**SET TASK**: Convert every line of the records below into one numbered list, leaving out any blank lines. Omit the pictures from your answer.

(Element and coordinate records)
--- Begin ---

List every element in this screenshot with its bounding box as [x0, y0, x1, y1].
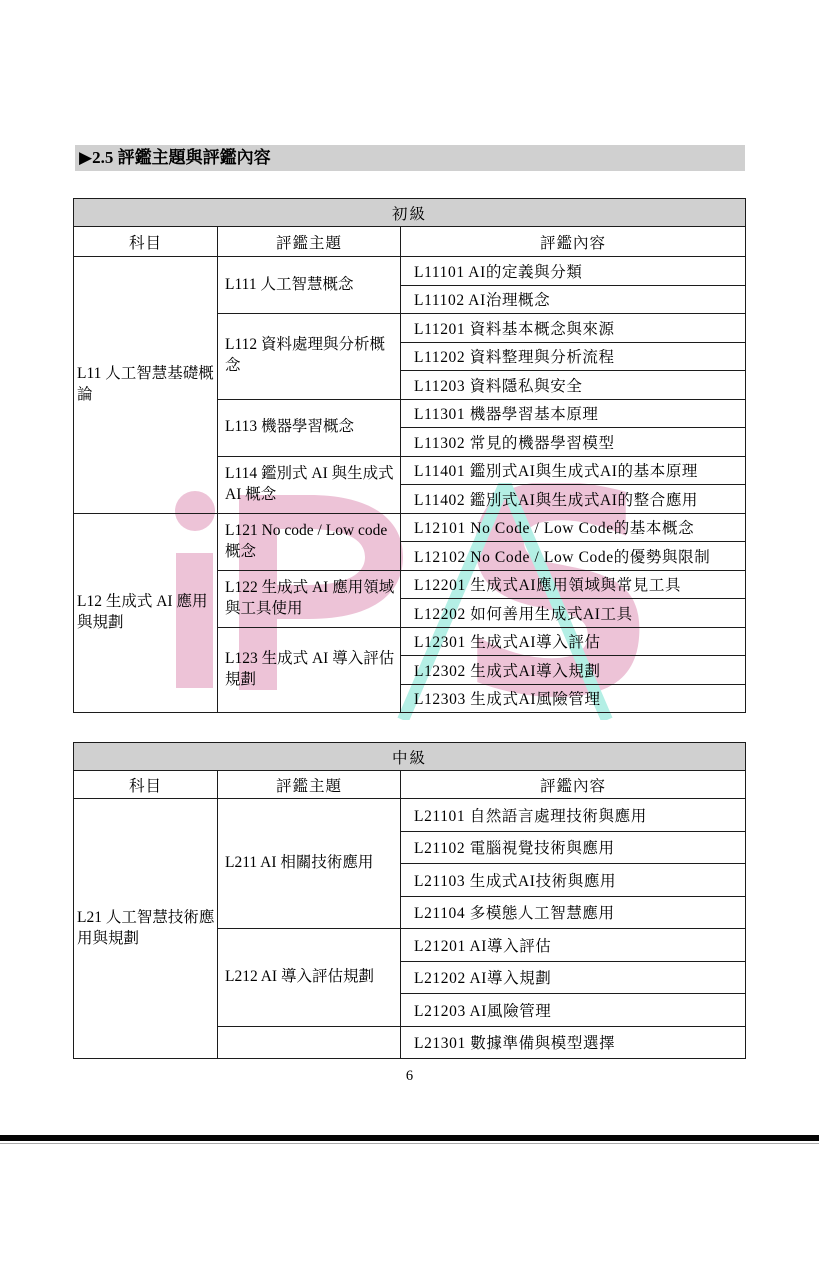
- column-header-topic: 評鑑主題: [218, 771, 401, 799]
- table-header-row: 科目 評鑑主題 評鑑內容: [74, 227, 746, 257]
- content-cell: L12303 生成式AI風險管理: [401, 684, 746, 713]
- column-header-content: 評鑑內容: [401, 771, 746, 799]
- subject-cell: L12 生成式 AI 應用與規劃: [74, 513, 218, 713]
- topic-cell: L111 人工智慧概念: [218, 257, 401, 314]
- content-cell: L12101 No Code / Low Code的基本概念: [401, 513, 746, 542]
- table-intermediate-level: 中級 科目 評鑑主題 評鑑內容 L21 人工智慧技術應用與規劃L211 AI 相…: [73, 742, 746, 1059]
- table-beginner-level: 初級 科目 評鑑主題 評鑑內容 L11 人工智慧基礎概論L111 人工智慧概念L…: [73, 198, 746, 713]
- content-cell: L21202 AI導入規劃: [401, 961, 746, 994]
- content-cell: L11301 機器學習基本原理: [401, 399, 746, 428]
- topic-cell: L211 AI 相關技術應用: [218, 799, 401, 929]
- topic-cell: L212 AI 導入評估規劃: [218, 929, 401, 1027]
- content-cell: L12302 生成式AI導入規劃: [401, 656, 746, 685]
- column-header-subject: 科目: [74, 771, 218, 799]
- table-header-row: 科目 評鑑主題 評鑑內容: [74, 771, 746, 799]
- content-cell: L12202 如何善用生成式AI工具: [401, 599, 746, 628]
- table-level-row: 中級: [74, 743, 746, 771]
- subject-cell: L11 人工智慧基礎概論: [74, 257, 218, 514]
- table-level-row: 初級: [74, 199, 746, 227]
- column-header-content: 評鑑內容: [401, 227, 746, 257]
- content-cell: L21102 電腦視覺技術與應用: [401, 831, 746, 864]
- content-cell: L11401 鑑別式AI與生成式AI的基本原理: [401, 456, 746, 485]
- content-cell: L11102 AI治理概念: [401, 285, 746, 314]
- footer-divider-line: [0, 1143, 819, 1144]
- content-cell: L11202 資料整理與分析流程: [401, 342, 746, 371]
- topic-cell: L123 生成式 AI 導入評估規劃: [218, 627, 401, 713]
- content-cell: L21301 數據準備與模型選擇: [401, 1026, 746, 1059]
- subject-cell: L21 人工智慧技術應用與規劃: [74, 799, 218, 1059]
- content-cell: L12301 生成式AI導入評估: [401, 627, 746, 656]
- content-cell: L21104 多模態人工智慧應用: [401, 896, 746, 929]
- column-header-subject: 科目: [74, 227, 218, 257]
- content-cell: L21201 AI導入評估: [401, 929, 746, 962]
- content-cell: L21103 生成式AI技術與應用: [401, 864, 746, 897]
- content-cell: L11201 資料基本概念與來源: [401, 314, 746, 343]
- topic-cell: L113 機器學習概念: [218, 399, 401, 456]
- topic-cell: L114 鑑別式 AI 與生成式 AI 概念: [218, 456, 401, 513]
- table-row: L11 人工智慧基礎概論L111 人工智慧概念L11101 AI的定義與分類: [74, 257, 746, 286]
- topic-cell: [218, 1026, 401, 1059]
- footer-divider-bar: [0, 1135, 819, 1141]
- topic-cell: L121 No code / Low code 概念: [218, 513, 401, 570]
- content-cell: L21101 自然語言處理技術與應用: [401, 799, 746, 832]
- table-row: L21 人工智慧技術應用與規劃L211 AI 相關技術應用L21101 自然語言…: [74, 799, 746, 832]
- section-heading-text: ▶2.5 評鑑主題與評鑑內容: [79, 148, 271, 167]
- content-cell: L11203 資料隱私與安全: [401, 371, 746, 400]
- topic-cell: L112 資料處理與分析概念: [218, 314, 401, 400]
- document-page: { "page": { "heading": "▶2.5 評鑑主題與評鑑內容",…: [0, 0, 819, 1280]
- level-title: 中級: [74, 743, 746, 771]
- content-cell: L12102 No Code / Low Code的優勢與限制: [401, 542, 746, 571]
- page-number: 6: [0, 1068, 819, 1085]
- column-header-topic: 評鑑主題: [218, 227, 401, 257]
- content-cell: L11302 常見的機器學習模型: [401, 428, 746, 457]
- content-cell: L12201 生成式AI應用領域與常見工具: [401, 570, 746, 599]
- topic-cell: L122 生成式 AI 應用領域與工具使用: [218, 570, 401, 627]
- table-row: L12 生成式 AI 應用與規劃L121 No code / Low code …: [74, 513, 746, 542]
- content-cell: L11101 AI的定義與分類: [401, 257, 746, 286]
- content-cell: L11402 鑑別式AI與生成式AI的整合應用: [401, 485, 746, 514]
- content-cell: L21203 AI風險管理: [401, 994, 746, 1027]
- section-heading: ▶2.5 評鑑主題與評鑑內容: [75, 145, 745, 171]
- level-title: 初級: [74, 199, 746, 227]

--- End ---

**IN RESPONSE**:
1. List every element in this screenshot with its bounding box as [x0, y0, x1, y1].
2. - column-header-topic: 評鑑主題: [218, 771, 401, 799]
3. - table-header-row: 科目 評鑑主題 評鑑內容: [74, 227, 746, 257]
4. - content-cell: L12303 生成式AI風險管理: [401, 684, 746, 713]
5. - column-header-content: 評鑑內容: [401, 771, 746, 799]
6. - subject-cell: L12 生成式 AI 應用與規劃: [74, 513, 218, 713]
7. - topic-cell: L111 人工智慧概念: [218, 257, 401, 314]
8. - content-cell: L12101 No Code / Low Code的基本概念: [401, 513, 746, 542]
9. - table-intermediate-level: 中級 科目 評鑑主題 評鑑內容 L21 人工智慧技術應用與規劃L211 AI 相…: [73, 742, 746, 1059]
10. - table-beginner-level: 初級 科目 評鑑主題 評鑑內容 L11 人工智慧基礎概論L111 人工智慧概念L…: [73, 198, 746, 713]
11. - content-cell: L21202 AI導入規劃: [401, 961, 746, 994]
12. - content-cell: L11301 機器學習基本原理: [401, 399, 746, 428]
13. - topic-cell: L211 AI 相關技術應用: [218, 799, 401, 929]
14. - topic-cell: L212 AI 導入評估規劃: [218, 929, 401, 1027]
15. - content-cell: L12302 生成式AI導入規劃: [401, 656, 746, 685]
16. - column-header-subject: 科目: [74, 771, 218, 799]
17. - table-header-row: 科目 評鑑主題 評鑑內容: [74, 771, 746, 799]
18. - content-cell: L12202 如何善用生成式AI工具: [401, 599, 746, 628]
19. - table-level-row: 中級: [74, 743, 746, 771]
20. - subject-cell: L11 人工智慧基礎概論: [74, 257, 218, 514]
21. - table-level-row: 初級: [74, 199, 746, 227]
22. - column-header-content: 評鑑內容: [401, 227, 746, 257]
23. - content-cell: L21102 電腦視覺技術與應用: [401, 831, 746, 864]
24. - content-cell: L11401 鑑別式AI與生成式AI的基本原理: [401, 456, 746, 485]
25. - content-cell: L11102 AI治理概念: [401, 285, 746, 314]
26. - footer-divider-line: [0, 1143, 819, 1144]
27. - content-cell: L11202 資料整理與分析流程: [401, 342, 746, 371]
28. - topic-cell: L123 生成式 AI 導入評估規劃: [218, 627, 401, 713]
29. - content-cell: L21301 數據準備與模型選擇: [401, 1026, 746, 1059]
30. - subject-cell: L21 人工智慧技術應用與規劃: [74, 799, 218, 1059]
31. - content-cell: L12301 生成式AI導入評估: [401, 627, 746, 656]
32. - content-cell: L21104 多模態人工智慧應用: [401, 896, 746, 929]
33. - column-header-subject: 科目: [74, 227, 218, 257]
34. - content-cell: L21201 AI導入評估: [401, 929, 746, 962]
35. - content-cell: L21103 生成式AI技術與應用: [401, 864, 746, 897]
36. - content-cell: L11201 資料基本概念與來源: [401, 314, 746, 343]
37. - topic-cell: L113 機器學習概念: [218, 399, 401, 456]
38. - topic-cell: L114 鑑別式 AI 與生成式 AI 概念: [218, 456, 401, 513]
39. - table-row: L11 人工智慧基礎概論L111 人工智慧概念L11101 AI的定義與分類: [74, 257, 746, 286]
40. - topic-cell: [218, 1026, 401, 1059]
41. - footer-divider-bar: [0, 1135, 819, 1141]
42. - topic-cell: L121 No code / Low code 概念: [218, 513, 401, 570]
43. - content-cell: L21101 自然語言處理技術與應用: [401, 799, 746, 832]
44. - table-row: L21 人工智慧技術應用與規劃L211 AI 相關技術應用L21101 自然語言…: [74, 799, 746, 832]
45. - section-heading-text: ▶2.5 評鑑主題與評鑑內容: [79, 148, 271, 167]
46. - content-cell: L11203 資料隱私與安全: [401, 371, 746, 400]
47. - topic-cell: L112 資料處理與分析概念: [218, 314, 401, 400]
48. - document-page: { "page": { "heading": "▶2.5 評鑑主題與評鑑內容",…: [0, 0, 819, 1280]
49. - level-title: 中級: [74, 743, 746, 771]
50. - content-cell: L12102 No Code / Low Code的優勢與限制: [401, 542, 746, 571]
51. - page-number: 6: [0, 1068, 819, 1085]
52. - column-header-topic: 評鑑主題: [218, 227, 401, 257]
53. - content-cell: L11302 常見的機器學習模型: [401, 428, 746, 457]
54. - content-cell: L12201 生成式AI應用領域與常見工具: [401, 570, 746, 599]
55. - topic-cell: L122 生成式 AI 應用領域與工具使用: [218, 570, 401, 627]
56. - table-row: L12 生成式 AI 應用與規劃L121 No code / Low code …: [74, 513, 746, 542]
57. - content-cell: L11101 AI的定義與分類: [401, 257, 746, 286]
58. - content-cell: L11402 鑑別式AI與生成式AI的整合應用: [401, 485, 746, 514]
59. - content-cell: L21203 AI風險管理: [401, 994, 746, 1027]
60. - section-heading: ▶2.5 評鑑主題與評鑑內容: [75, 145, 745, 171]
61. - level-title: 初級: [74, 199, 746, 227]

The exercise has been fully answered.